Raw records:
— Begin —
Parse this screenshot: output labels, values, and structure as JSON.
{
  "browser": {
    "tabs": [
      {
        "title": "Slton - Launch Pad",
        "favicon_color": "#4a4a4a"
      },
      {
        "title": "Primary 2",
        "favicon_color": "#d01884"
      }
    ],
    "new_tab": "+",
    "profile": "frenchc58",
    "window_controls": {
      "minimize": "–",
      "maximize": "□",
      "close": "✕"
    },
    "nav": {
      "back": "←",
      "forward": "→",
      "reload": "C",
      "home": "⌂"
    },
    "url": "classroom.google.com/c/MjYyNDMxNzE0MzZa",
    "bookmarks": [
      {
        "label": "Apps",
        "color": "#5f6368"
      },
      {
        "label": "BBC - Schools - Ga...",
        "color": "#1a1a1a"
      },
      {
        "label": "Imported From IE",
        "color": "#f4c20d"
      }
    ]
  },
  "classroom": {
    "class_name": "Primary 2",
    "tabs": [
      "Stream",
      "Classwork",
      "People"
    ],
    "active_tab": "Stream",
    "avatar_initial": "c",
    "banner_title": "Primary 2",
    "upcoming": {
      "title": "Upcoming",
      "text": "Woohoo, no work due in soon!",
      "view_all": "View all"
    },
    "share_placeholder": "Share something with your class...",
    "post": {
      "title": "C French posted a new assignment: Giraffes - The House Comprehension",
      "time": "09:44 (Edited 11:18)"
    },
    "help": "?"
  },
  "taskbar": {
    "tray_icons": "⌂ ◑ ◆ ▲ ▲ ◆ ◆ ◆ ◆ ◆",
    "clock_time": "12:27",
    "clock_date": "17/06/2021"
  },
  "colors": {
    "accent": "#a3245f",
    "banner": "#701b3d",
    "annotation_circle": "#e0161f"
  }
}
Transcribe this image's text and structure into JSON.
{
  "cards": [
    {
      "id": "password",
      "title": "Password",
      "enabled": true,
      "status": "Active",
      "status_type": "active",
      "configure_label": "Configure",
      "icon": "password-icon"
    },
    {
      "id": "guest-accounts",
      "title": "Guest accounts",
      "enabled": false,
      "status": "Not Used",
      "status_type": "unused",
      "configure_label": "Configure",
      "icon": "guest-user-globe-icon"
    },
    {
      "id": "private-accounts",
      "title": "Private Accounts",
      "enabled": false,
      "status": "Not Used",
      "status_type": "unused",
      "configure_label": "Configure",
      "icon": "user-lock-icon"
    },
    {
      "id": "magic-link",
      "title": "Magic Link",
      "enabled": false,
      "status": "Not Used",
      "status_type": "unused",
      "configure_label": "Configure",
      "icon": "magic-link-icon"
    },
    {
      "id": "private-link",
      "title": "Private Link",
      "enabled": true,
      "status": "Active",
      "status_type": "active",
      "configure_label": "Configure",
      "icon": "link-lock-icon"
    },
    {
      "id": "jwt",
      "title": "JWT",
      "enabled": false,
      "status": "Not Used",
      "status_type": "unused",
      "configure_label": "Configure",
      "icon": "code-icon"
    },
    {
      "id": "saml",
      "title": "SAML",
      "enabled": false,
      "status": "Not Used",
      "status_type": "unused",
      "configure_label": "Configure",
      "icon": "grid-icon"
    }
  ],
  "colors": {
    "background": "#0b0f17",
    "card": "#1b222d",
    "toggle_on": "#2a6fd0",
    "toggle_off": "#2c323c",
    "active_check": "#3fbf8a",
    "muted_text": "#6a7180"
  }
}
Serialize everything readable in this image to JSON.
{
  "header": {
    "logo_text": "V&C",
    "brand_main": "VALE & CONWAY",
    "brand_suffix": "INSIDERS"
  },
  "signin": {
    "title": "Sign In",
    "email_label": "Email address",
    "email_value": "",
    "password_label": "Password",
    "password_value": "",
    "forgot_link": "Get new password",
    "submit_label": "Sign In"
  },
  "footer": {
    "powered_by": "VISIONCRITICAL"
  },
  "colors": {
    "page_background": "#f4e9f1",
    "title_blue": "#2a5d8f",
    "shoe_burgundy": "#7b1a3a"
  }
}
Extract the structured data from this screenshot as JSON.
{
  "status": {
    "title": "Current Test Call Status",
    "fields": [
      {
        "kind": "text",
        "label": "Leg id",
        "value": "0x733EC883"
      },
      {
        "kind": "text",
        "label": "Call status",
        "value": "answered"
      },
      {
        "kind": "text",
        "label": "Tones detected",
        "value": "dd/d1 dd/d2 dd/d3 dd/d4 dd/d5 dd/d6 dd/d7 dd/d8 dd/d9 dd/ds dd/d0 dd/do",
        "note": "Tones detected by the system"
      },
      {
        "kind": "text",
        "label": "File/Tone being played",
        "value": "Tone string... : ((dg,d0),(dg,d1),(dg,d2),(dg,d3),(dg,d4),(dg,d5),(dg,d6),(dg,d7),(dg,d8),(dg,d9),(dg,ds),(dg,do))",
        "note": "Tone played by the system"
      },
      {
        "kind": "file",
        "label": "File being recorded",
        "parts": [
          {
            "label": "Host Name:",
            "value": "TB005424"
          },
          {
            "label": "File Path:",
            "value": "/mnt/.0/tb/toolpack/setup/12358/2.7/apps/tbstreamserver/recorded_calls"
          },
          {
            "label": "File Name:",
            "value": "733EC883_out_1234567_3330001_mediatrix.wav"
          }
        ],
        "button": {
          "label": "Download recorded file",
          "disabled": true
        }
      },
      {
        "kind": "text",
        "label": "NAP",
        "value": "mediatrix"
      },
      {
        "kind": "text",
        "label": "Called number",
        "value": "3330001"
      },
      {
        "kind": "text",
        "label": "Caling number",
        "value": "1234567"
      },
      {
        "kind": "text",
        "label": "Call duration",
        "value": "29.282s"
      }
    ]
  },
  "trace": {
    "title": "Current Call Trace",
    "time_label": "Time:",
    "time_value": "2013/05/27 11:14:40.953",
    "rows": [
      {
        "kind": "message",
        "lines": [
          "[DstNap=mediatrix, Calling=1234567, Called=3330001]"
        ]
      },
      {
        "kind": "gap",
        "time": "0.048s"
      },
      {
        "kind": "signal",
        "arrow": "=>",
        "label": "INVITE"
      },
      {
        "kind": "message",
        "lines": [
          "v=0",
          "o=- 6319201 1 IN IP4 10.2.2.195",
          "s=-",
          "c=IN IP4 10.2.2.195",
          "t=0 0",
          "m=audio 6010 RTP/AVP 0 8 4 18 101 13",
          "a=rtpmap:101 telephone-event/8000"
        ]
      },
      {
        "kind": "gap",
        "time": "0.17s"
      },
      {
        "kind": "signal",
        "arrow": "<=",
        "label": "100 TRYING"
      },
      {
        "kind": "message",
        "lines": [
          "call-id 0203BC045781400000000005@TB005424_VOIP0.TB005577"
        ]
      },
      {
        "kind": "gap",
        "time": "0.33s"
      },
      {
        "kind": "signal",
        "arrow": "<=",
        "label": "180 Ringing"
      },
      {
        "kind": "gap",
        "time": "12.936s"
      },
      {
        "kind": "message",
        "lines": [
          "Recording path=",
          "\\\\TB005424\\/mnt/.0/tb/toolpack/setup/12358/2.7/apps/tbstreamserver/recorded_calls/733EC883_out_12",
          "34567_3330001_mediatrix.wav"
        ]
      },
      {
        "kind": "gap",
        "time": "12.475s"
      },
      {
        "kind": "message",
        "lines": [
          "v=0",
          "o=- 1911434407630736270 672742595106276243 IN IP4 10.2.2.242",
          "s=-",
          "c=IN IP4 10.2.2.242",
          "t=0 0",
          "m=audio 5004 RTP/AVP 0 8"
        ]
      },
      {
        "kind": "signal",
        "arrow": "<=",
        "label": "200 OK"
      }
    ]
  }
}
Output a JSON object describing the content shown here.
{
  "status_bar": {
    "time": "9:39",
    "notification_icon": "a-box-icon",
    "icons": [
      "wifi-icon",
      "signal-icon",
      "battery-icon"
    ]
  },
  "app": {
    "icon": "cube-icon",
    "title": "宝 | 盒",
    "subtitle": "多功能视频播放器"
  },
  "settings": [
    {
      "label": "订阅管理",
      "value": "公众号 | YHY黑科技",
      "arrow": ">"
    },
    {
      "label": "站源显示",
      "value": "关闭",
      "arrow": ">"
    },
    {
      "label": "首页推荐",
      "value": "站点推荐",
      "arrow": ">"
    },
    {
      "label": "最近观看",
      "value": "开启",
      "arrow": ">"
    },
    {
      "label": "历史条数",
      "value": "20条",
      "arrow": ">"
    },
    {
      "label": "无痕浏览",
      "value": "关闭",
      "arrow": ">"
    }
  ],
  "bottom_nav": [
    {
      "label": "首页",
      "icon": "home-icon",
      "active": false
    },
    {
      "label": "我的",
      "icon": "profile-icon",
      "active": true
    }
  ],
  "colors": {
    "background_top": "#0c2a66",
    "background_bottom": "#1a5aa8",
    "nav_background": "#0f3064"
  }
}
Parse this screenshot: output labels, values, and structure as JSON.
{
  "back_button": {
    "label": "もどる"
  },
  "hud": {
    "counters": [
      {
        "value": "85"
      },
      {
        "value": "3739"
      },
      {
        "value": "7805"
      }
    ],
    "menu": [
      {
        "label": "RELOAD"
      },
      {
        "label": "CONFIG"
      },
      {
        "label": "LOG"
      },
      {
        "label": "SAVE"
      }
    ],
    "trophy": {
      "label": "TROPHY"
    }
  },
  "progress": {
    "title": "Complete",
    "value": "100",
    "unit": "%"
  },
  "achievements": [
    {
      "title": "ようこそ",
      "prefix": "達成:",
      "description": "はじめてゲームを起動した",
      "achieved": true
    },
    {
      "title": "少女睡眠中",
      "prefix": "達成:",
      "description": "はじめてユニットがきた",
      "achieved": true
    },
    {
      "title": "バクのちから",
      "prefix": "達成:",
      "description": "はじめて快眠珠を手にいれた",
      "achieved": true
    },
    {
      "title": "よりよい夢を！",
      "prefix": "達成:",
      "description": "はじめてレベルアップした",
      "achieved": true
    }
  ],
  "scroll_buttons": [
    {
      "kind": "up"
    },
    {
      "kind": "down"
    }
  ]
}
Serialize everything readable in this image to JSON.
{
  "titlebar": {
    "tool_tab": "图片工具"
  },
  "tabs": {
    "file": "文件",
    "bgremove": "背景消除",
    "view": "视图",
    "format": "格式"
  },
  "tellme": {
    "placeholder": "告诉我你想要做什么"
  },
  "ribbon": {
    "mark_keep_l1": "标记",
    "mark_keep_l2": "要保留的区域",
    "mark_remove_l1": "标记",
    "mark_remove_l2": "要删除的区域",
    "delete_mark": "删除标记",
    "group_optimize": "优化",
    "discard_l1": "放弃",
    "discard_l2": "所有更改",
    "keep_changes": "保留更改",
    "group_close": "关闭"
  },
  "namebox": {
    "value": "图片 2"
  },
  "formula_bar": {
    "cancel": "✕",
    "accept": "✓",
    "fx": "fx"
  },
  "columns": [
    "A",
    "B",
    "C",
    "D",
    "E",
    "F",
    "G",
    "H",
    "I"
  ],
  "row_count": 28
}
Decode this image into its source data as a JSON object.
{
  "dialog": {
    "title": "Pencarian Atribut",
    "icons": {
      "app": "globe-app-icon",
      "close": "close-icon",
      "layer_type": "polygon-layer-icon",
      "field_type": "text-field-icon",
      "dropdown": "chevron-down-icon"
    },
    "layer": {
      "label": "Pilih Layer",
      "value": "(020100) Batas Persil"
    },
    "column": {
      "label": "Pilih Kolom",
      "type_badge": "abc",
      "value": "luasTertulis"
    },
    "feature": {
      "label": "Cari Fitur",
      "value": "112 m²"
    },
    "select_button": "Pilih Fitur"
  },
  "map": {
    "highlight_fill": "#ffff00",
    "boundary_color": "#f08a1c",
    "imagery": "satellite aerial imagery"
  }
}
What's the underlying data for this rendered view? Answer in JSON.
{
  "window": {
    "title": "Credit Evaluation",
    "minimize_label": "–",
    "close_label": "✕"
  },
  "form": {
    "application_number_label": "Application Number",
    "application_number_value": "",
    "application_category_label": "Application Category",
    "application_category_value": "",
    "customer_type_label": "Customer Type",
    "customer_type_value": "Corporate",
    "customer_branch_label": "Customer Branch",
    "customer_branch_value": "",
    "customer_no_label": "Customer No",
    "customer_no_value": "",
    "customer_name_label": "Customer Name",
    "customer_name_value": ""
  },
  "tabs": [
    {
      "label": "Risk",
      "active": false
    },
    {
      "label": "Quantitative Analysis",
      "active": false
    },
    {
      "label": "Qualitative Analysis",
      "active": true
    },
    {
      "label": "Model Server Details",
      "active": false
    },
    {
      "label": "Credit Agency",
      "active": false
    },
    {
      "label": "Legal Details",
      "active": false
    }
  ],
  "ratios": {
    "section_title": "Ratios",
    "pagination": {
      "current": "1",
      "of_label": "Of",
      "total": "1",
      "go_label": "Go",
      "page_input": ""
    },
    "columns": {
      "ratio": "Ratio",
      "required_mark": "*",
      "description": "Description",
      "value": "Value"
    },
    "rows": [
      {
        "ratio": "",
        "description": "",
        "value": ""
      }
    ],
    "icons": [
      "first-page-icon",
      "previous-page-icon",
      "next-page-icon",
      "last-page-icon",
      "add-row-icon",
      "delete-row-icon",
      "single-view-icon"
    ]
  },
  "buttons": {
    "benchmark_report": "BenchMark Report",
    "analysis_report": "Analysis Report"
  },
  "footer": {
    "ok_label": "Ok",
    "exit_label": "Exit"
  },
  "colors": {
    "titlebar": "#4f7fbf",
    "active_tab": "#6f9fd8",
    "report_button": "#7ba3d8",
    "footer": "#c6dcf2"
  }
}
— End —
**What you need to do**
Lines that include the word "description" — how many are there in the data? Answer with the number alone.

**Written solution**
6